--- START Record list ---

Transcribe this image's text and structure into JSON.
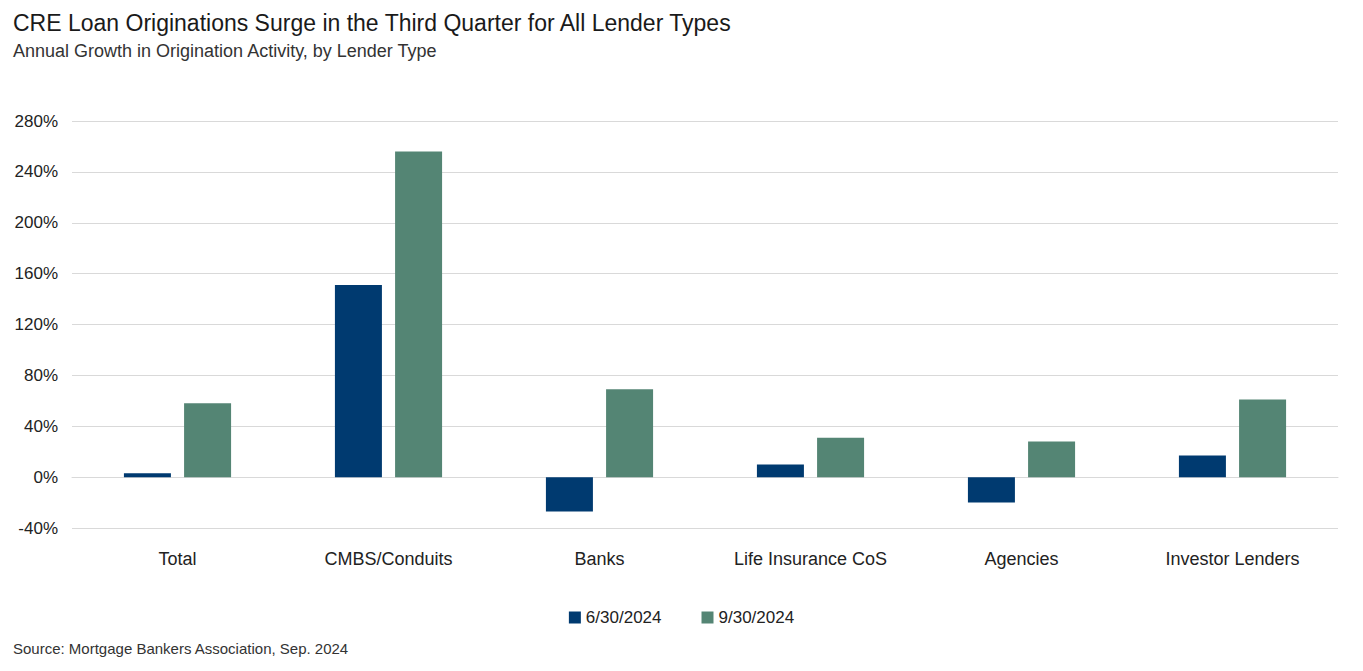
{
  "chart_data": {
    "type": "bar",
    "title": "CRE Loan Originations Surge in the Third Quarter for All Lender Types",
    "subtitle": "Annual Growth in Origination Activity, by Lender Type",
    "source": "Source: Mortgage Bankers Association, Sep. 2024",
    "categories": [
      "Total",
      "CMBS/Conduits",
      "Banks",
      "Life Insurance CoS",
      "Agencies",
      "Investor Lenders"
    ],
    "series": [
      {
        "name": "6/30/2024",
        "color": "#003a70",
        "values": [
          3,
          151,
          -27,
          10,
          -20,
          17
        ]
      },
      {
        "name": "9/30/2024",
        "color": "#548574",
        "values": [
          58,
          256,
          69,
          31,
          28,
          61
        ]
      }
    ],
    "ylim": [
      -40,
      280
    ],
    "yticks": [
      {
        "value": -40,
        "label": "-40%"
      },
      {
        "value": 0,
        "label": "0%"
      },
      {
        "value": 40,
        "label": "40%"
      },
      {
        "value": 80,
        "label": "80%"
      },
      {
        "value": 120,
        "label": "120%"
      },
      {
        "value": 160,
        "label": "160%"
      },
      {
        "value": 200,
        "label": "200%"
      },
      {
        "value": 240,
        "label": "240%"
      },
      {
        "value": 280,
        "label": "280%"
      }
    ],
    "grid": true,
    "legend": "bottom"
  }
}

--- END Record list ---

What you will do:
Copy whichever lines in the listing above contain the word "label".

Task result:
        "label": "-40%"
        "label": "0%"
        "label": "40%"
        "label": "80%"
        "label": "120%"
        "label": "160%"
        "label": "200%"
        "label": "240%"
        "label": "280%"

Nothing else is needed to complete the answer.